▸ **RECORD LIST**

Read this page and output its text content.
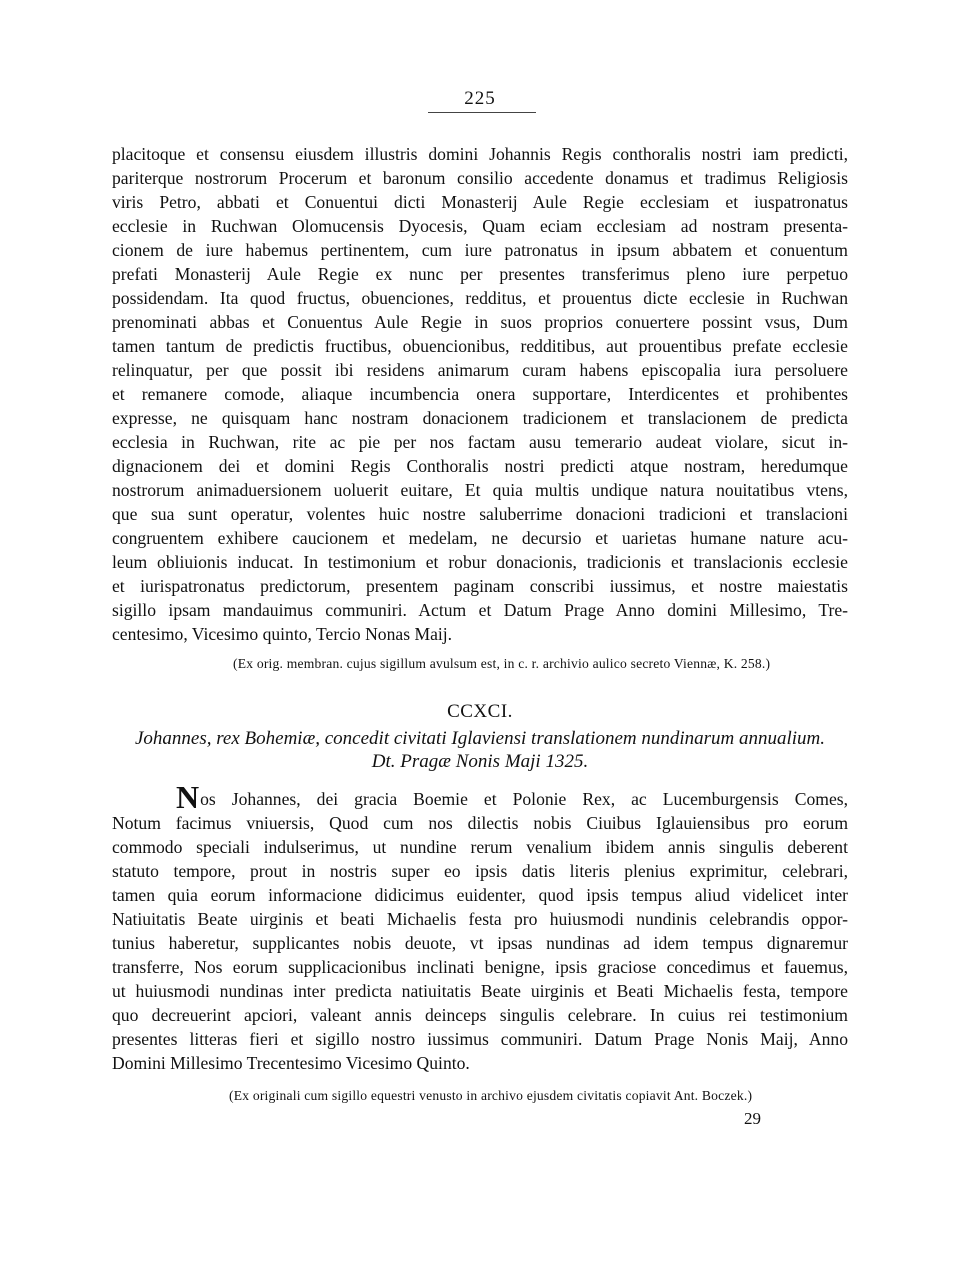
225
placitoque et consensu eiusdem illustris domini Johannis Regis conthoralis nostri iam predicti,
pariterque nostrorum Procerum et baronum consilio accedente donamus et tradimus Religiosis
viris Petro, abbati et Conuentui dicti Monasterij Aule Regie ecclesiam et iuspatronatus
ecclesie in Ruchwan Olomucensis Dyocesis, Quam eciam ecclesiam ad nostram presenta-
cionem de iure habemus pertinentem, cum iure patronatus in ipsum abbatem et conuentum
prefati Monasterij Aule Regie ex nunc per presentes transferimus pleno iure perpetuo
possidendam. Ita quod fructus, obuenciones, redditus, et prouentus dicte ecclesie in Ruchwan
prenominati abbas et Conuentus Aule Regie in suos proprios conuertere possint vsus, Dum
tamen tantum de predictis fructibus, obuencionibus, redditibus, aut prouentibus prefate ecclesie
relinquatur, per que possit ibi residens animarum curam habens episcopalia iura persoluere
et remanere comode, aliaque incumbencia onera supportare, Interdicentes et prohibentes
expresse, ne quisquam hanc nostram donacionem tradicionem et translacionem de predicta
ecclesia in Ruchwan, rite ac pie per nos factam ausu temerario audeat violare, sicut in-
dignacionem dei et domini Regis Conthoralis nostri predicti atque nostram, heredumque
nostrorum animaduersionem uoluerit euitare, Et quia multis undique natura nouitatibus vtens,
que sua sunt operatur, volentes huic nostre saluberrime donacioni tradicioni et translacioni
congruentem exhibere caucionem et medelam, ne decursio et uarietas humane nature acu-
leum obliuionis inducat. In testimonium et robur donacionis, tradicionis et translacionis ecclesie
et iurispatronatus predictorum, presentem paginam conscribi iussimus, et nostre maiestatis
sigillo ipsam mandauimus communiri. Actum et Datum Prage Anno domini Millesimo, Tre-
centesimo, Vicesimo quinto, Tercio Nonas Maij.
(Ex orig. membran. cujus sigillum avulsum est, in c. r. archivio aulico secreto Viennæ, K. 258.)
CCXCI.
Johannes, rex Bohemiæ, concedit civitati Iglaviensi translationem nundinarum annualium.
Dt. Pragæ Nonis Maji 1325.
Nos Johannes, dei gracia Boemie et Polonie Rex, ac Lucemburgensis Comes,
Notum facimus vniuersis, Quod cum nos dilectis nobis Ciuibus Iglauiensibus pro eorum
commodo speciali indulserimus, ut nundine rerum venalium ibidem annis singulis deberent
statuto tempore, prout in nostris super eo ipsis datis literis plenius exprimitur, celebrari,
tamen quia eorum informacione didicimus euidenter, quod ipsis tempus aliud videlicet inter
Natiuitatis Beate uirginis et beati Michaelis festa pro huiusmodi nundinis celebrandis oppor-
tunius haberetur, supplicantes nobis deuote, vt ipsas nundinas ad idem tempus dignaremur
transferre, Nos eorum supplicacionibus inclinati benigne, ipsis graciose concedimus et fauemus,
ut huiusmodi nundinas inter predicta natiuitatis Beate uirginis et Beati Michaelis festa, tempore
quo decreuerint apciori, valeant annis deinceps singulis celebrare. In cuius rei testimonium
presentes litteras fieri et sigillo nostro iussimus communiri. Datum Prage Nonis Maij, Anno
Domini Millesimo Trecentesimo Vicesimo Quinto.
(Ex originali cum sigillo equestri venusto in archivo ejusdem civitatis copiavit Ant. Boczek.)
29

...

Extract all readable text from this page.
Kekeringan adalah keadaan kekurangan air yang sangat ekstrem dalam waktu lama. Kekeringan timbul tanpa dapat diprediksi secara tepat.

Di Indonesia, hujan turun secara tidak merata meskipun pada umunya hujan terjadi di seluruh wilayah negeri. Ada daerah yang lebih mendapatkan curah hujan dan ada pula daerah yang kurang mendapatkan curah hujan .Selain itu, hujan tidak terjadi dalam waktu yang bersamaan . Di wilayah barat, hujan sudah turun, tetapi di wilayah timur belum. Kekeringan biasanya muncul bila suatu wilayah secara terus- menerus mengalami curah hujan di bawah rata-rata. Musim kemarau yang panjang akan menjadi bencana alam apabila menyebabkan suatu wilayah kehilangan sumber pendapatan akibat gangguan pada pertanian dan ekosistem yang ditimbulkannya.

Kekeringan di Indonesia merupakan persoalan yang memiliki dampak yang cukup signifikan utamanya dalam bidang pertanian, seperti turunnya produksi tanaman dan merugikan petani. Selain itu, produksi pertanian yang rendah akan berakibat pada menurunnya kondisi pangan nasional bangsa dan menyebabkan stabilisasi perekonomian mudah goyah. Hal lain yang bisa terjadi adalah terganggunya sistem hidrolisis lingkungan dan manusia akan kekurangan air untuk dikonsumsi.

--

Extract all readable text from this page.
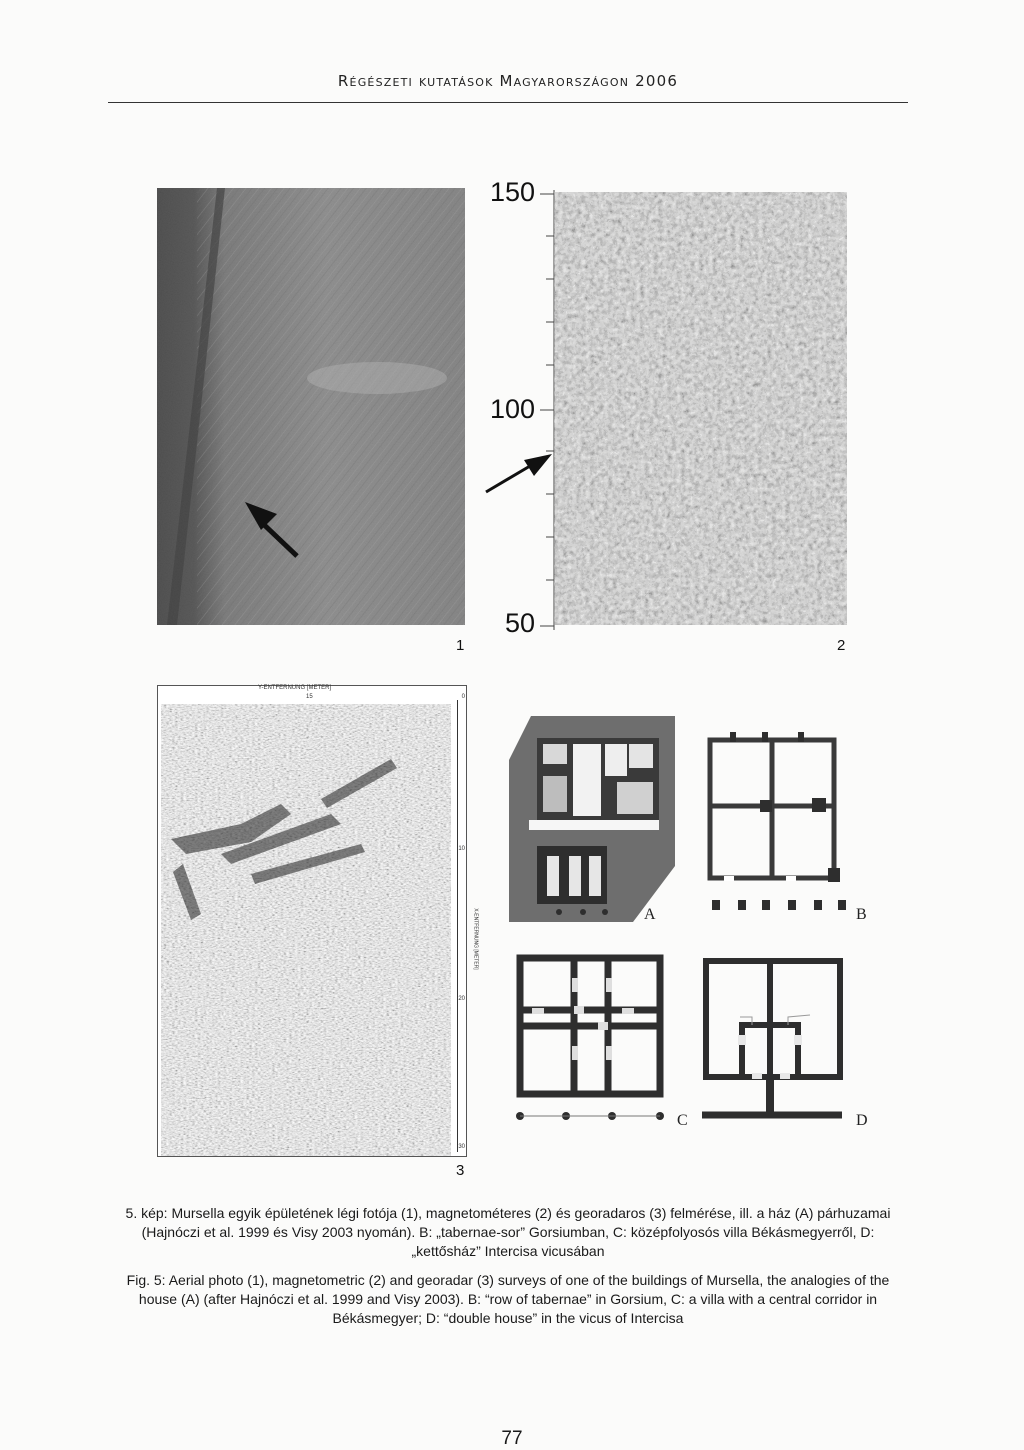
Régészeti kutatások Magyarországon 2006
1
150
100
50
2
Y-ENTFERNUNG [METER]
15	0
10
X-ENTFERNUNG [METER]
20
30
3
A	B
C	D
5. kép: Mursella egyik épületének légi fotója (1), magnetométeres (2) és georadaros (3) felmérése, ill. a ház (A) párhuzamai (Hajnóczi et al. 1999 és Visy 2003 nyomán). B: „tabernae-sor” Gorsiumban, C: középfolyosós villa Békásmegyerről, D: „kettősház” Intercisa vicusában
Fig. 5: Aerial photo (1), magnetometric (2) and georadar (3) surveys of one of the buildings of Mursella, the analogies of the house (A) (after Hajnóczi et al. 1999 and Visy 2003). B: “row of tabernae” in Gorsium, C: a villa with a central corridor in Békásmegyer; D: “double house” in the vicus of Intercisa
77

▸ **REQUIREMENTS**
Find the lines above that contain the word "ENTFERNUNG" and collect them.

▸ **TASK RESPONSE**
Y-ENTFERNUNG [METER]
X-ENTFERNUNG [METER]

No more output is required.